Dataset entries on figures
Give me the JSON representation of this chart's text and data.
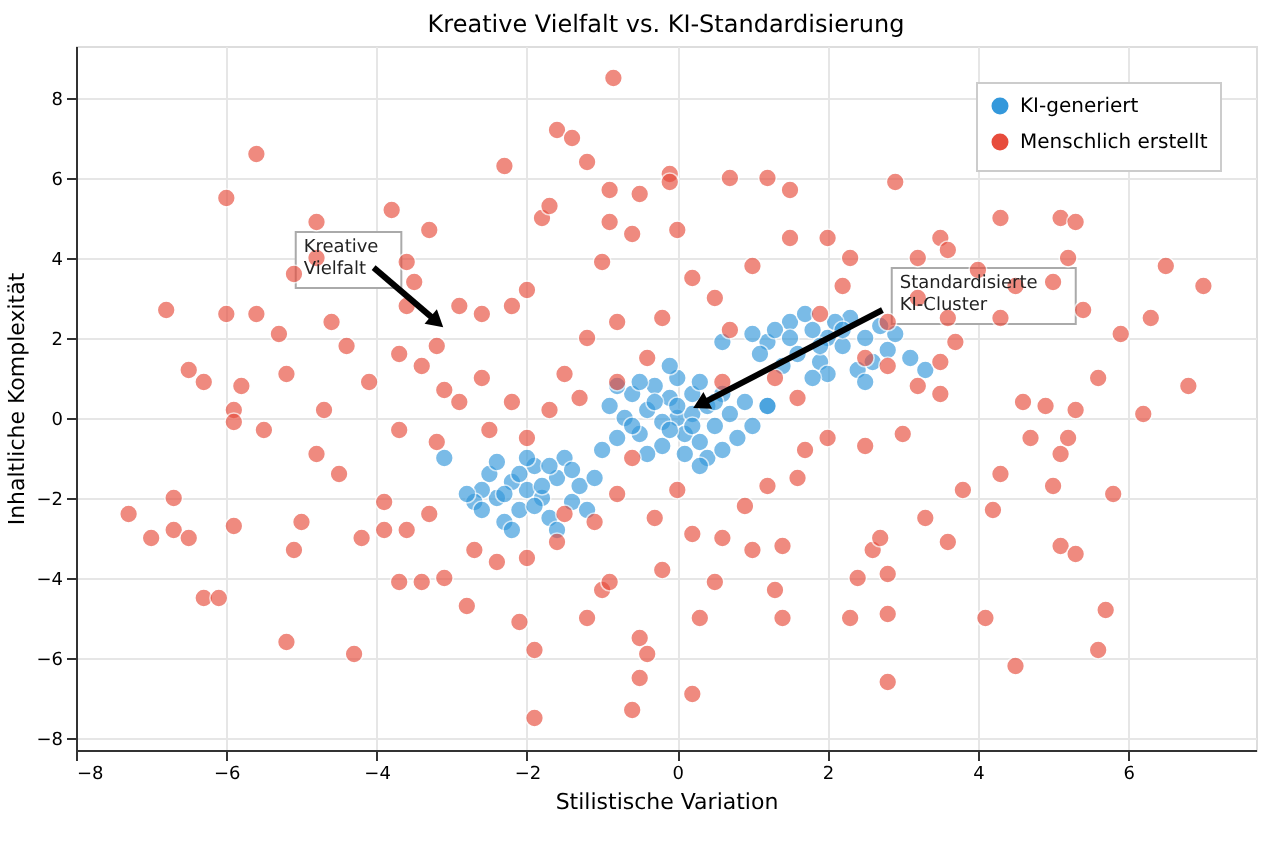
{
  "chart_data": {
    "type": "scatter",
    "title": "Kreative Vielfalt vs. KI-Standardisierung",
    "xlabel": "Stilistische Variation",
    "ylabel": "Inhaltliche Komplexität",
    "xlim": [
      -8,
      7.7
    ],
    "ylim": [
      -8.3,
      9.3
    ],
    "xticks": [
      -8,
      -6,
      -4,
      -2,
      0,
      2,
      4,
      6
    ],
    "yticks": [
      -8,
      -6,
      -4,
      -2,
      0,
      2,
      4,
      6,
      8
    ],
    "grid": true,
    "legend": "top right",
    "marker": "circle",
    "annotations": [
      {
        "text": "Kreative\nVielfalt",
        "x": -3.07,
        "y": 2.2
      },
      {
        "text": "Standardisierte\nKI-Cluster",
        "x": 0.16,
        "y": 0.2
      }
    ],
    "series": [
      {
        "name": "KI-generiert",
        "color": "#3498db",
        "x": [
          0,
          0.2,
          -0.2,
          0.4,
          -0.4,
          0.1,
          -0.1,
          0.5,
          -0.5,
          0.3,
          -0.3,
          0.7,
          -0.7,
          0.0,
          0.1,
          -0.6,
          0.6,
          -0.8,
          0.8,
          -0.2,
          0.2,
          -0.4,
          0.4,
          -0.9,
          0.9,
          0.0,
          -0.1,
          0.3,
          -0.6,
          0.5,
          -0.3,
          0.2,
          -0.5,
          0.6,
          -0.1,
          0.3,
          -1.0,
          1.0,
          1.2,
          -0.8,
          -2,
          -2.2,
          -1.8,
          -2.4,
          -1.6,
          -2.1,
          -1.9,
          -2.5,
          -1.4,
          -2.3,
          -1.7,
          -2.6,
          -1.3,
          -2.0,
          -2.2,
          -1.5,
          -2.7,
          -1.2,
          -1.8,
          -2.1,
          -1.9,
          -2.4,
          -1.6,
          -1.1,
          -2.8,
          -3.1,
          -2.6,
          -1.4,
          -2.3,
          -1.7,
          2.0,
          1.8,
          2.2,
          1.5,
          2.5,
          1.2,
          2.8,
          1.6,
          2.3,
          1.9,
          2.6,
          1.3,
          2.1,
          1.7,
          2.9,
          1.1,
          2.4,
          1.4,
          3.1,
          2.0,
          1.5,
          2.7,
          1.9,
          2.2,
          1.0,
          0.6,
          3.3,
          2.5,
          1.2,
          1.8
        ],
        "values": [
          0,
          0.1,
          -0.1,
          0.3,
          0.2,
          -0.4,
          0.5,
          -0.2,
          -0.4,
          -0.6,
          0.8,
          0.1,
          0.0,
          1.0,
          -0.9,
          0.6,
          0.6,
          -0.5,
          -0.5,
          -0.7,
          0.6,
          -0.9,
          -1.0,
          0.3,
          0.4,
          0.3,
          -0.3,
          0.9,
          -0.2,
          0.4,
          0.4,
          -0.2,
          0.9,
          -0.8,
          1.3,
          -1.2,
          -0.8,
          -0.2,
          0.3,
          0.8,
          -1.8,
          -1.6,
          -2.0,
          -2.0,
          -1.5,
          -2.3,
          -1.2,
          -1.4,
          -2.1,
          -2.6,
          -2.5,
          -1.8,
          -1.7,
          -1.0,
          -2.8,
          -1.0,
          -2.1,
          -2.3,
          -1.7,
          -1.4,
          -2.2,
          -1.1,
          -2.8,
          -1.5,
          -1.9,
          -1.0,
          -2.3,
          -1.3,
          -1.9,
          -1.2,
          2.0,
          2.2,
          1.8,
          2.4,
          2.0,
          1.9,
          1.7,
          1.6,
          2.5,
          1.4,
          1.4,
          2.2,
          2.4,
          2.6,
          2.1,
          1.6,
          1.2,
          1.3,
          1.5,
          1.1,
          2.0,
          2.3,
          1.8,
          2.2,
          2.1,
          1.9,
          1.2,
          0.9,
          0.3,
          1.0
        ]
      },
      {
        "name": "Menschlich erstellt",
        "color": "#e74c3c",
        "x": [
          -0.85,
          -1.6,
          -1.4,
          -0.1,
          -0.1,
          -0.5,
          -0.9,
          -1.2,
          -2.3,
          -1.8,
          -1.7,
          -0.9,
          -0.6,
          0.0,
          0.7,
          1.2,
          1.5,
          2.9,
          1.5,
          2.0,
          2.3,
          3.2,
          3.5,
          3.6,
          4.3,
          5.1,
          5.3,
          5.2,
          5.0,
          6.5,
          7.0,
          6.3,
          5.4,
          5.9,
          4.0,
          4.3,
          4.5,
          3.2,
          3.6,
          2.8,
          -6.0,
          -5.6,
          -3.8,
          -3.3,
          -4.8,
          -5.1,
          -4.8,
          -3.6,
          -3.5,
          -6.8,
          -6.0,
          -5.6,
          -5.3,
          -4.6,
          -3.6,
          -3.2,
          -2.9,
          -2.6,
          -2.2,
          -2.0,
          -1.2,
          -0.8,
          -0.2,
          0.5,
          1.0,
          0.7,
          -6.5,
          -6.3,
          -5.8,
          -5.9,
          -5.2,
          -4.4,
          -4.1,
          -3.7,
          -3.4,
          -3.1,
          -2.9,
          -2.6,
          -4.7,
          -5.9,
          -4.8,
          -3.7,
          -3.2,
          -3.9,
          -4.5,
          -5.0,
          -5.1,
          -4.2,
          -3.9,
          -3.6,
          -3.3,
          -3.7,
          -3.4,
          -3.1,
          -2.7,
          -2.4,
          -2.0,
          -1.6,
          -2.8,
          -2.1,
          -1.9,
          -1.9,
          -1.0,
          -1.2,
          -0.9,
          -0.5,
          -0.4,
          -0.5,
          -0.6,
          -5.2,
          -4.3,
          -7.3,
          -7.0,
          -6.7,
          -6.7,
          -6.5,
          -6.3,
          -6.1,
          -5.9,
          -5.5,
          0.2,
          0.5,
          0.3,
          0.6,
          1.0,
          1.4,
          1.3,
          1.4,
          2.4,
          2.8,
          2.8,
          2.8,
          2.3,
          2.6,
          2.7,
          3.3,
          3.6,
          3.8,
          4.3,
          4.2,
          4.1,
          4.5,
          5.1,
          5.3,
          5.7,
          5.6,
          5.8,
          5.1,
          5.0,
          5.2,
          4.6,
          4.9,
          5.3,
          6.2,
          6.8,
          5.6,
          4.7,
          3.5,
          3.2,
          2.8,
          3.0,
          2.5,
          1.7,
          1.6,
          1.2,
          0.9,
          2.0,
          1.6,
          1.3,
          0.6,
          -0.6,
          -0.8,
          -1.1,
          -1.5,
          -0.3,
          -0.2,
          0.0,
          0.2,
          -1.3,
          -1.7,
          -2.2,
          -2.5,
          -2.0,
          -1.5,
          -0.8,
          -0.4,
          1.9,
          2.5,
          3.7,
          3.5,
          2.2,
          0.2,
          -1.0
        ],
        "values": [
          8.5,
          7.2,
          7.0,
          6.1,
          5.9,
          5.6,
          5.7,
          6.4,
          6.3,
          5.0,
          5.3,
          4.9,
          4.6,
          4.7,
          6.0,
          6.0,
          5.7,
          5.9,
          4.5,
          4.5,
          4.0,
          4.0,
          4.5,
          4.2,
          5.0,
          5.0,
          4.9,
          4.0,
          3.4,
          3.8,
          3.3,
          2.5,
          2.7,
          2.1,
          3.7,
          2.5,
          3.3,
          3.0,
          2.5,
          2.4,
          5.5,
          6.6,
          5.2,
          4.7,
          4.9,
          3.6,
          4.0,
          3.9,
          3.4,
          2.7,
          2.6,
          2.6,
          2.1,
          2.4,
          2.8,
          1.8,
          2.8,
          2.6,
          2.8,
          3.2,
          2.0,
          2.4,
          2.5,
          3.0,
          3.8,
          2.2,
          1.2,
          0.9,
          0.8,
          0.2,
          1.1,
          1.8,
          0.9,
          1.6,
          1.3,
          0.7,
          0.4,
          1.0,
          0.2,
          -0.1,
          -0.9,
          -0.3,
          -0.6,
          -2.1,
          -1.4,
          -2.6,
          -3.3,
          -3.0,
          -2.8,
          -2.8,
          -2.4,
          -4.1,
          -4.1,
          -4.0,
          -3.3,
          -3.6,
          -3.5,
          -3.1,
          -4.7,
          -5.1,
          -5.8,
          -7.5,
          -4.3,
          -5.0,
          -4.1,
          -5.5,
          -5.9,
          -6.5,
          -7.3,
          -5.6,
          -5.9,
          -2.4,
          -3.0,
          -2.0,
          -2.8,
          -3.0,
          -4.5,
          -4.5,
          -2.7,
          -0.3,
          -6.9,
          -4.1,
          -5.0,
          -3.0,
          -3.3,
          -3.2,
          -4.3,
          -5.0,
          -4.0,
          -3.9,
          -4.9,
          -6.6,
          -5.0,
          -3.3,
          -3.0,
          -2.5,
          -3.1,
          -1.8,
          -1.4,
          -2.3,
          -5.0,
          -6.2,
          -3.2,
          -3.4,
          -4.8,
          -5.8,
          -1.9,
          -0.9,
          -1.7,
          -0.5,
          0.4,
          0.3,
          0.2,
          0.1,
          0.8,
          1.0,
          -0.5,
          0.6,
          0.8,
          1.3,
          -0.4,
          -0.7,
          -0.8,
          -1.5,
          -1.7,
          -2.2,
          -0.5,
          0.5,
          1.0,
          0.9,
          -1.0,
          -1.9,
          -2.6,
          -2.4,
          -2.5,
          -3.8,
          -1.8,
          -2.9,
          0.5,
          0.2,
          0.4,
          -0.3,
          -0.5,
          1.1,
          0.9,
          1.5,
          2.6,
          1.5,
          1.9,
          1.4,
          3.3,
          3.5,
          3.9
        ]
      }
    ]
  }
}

---

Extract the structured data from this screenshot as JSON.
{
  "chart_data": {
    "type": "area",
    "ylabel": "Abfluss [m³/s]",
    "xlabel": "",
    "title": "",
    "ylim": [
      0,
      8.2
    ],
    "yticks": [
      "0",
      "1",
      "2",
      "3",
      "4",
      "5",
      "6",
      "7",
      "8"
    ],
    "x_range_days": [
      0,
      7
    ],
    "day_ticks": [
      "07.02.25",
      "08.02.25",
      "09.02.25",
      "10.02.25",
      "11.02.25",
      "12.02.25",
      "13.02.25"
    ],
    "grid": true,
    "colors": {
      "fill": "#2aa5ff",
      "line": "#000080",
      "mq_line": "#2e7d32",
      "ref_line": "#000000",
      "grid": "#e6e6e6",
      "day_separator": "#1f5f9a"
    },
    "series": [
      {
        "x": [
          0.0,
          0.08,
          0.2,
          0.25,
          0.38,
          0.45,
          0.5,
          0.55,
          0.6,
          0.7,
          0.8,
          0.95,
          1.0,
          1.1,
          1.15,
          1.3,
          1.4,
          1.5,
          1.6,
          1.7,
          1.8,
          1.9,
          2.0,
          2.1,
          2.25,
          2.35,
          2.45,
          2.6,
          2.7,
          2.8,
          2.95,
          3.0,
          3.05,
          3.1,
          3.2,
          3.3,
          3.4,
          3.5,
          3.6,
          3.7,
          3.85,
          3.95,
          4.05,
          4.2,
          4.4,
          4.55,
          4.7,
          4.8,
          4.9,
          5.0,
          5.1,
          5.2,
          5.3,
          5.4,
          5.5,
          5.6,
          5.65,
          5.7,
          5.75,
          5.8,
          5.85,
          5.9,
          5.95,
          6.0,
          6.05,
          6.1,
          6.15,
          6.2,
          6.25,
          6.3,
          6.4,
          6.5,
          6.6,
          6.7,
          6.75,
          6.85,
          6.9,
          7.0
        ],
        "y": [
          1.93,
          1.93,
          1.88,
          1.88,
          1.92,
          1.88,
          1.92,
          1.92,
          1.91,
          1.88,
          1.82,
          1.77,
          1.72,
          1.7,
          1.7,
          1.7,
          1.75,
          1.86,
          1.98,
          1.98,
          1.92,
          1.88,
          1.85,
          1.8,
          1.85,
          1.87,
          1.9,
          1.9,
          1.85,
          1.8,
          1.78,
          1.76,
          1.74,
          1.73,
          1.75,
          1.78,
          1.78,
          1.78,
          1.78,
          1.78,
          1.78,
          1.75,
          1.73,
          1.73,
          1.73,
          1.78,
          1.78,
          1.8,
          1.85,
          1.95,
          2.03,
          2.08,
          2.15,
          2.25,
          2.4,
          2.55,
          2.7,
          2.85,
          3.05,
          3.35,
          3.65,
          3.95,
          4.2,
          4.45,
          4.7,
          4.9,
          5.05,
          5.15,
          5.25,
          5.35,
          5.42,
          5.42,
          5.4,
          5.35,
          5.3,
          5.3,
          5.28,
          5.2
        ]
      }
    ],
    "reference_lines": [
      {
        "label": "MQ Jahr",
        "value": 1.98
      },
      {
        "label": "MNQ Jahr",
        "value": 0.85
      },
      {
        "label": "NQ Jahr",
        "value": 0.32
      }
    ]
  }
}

**GOAL**: Read the entries above, then pull out the lines that include "Kreative".

**ANSWER FOR THIS EXERCISE**:
    "title": "Kreative Vielfalt vs. KI-Standardisierung",
        "text": "Kreative\nVielfalt",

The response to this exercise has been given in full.